* [Structured figure records]
========================================================================

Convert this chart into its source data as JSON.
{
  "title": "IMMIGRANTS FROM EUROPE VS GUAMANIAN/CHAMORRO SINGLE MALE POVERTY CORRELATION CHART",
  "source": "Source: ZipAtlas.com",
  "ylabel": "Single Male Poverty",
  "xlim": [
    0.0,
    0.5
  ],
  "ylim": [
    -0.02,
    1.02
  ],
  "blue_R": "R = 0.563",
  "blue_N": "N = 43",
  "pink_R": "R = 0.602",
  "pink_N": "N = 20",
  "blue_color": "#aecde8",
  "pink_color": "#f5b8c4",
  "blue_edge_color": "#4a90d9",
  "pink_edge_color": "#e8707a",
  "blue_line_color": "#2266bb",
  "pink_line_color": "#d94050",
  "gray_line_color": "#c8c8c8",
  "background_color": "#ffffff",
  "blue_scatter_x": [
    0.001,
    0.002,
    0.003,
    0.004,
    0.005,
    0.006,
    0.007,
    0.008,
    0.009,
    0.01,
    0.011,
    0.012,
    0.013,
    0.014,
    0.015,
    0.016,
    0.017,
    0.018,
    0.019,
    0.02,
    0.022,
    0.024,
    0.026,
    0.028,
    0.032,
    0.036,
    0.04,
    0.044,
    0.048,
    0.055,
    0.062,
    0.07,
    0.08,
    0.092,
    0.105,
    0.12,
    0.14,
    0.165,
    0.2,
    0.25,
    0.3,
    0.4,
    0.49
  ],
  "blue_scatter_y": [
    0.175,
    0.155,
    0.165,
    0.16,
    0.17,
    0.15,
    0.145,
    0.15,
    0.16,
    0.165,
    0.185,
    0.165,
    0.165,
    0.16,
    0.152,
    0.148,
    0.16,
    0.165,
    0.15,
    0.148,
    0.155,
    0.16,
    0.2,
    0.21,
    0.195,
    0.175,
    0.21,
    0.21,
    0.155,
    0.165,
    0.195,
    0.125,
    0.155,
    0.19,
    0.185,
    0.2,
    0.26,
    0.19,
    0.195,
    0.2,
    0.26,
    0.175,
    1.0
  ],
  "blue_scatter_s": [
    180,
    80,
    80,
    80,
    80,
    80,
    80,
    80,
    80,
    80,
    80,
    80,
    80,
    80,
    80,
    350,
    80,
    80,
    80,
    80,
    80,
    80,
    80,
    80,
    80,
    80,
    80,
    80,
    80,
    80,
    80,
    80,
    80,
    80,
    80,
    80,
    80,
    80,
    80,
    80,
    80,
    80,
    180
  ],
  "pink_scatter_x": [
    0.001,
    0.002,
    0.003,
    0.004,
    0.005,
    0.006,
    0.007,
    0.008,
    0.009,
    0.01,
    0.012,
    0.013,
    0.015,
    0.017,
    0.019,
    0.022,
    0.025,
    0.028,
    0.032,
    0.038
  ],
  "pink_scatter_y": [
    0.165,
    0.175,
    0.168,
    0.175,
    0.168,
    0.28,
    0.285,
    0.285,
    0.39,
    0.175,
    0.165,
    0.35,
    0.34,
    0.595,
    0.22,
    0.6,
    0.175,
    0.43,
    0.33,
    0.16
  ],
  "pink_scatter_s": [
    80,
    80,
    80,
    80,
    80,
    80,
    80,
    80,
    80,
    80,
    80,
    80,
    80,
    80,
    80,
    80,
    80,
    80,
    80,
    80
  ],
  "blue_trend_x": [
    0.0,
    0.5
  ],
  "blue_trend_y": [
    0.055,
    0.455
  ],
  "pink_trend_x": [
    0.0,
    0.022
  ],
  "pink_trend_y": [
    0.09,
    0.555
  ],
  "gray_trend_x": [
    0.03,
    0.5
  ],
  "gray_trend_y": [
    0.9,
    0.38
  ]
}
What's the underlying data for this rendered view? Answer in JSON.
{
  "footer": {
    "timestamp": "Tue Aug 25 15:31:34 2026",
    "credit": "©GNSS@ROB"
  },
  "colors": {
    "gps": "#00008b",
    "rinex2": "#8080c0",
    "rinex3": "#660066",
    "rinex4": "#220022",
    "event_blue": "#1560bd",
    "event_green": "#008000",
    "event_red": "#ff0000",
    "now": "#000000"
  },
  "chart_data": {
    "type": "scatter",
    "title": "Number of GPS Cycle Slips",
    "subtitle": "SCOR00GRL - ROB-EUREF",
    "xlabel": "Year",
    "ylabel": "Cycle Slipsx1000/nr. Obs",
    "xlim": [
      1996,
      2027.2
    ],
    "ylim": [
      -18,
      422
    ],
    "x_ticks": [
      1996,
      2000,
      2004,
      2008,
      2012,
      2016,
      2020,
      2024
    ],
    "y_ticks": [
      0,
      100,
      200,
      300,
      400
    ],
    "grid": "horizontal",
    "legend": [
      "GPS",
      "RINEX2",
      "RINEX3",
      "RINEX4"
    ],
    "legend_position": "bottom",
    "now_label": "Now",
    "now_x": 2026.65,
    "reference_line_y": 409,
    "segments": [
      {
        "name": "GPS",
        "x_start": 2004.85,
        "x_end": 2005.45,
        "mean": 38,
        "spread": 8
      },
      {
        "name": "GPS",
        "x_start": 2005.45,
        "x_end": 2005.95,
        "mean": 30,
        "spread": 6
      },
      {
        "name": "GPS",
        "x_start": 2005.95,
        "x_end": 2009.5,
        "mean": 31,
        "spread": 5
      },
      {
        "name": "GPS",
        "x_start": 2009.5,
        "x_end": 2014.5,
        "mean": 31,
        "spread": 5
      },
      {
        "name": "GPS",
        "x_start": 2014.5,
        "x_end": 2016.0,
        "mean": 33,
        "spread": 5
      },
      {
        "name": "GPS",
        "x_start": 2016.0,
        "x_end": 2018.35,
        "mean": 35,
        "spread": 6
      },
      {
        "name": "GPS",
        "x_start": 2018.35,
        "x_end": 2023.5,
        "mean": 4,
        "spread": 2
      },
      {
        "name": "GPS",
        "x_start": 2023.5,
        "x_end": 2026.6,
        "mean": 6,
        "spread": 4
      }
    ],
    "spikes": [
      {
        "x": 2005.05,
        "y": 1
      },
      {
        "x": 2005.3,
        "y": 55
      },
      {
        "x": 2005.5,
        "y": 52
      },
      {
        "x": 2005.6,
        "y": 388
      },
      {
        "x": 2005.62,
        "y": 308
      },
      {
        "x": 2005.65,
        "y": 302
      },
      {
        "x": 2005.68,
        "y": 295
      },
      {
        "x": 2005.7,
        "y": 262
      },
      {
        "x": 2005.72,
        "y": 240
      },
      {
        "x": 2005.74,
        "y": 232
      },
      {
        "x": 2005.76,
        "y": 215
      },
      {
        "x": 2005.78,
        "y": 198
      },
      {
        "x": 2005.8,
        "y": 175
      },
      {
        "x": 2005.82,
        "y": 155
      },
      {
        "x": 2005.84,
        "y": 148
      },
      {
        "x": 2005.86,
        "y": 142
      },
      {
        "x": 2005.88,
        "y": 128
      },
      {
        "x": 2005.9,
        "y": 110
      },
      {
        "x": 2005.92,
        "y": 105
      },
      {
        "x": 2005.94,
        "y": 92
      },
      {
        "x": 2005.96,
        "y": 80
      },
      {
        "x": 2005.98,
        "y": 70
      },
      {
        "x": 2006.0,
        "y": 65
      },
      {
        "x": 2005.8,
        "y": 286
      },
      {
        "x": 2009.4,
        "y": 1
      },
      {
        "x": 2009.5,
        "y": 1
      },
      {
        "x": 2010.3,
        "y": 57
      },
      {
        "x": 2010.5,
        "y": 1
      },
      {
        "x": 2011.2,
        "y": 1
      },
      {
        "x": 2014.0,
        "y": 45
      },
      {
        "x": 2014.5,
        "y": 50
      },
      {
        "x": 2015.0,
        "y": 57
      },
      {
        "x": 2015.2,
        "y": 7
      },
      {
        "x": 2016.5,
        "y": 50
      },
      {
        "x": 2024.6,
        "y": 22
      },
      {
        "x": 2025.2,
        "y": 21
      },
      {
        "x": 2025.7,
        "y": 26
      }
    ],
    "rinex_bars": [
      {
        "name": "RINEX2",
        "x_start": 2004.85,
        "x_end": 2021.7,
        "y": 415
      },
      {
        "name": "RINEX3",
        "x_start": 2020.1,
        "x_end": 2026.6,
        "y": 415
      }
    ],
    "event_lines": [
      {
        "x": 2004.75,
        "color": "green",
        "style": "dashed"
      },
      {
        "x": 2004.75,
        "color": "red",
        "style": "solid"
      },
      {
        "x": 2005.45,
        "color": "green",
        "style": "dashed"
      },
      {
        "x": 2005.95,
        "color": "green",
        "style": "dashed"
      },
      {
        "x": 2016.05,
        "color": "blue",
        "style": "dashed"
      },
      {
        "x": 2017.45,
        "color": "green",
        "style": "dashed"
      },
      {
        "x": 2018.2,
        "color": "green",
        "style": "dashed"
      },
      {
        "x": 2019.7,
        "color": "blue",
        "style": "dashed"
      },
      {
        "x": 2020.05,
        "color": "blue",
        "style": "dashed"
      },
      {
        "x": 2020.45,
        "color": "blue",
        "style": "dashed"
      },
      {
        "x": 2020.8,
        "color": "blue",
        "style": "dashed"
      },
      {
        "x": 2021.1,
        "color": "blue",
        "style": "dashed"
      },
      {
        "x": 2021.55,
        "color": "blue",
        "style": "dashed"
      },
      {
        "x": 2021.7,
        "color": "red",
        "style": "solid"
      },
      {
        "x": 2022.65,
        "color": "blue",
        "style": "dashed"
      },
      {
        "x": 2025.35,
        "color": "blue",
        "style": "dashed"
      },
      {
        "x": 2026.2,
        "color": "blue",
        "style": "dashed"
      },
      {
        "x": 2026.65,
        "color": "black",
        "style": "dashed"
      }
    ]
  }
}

========================================================================

* [Task requirements] Pick out each line that holds the string "ylabel".

* [Correct output]
  "ylabel": "Single Male Poverty",
    "ylabel": "Cycle Slipsx1000/nr. Obs",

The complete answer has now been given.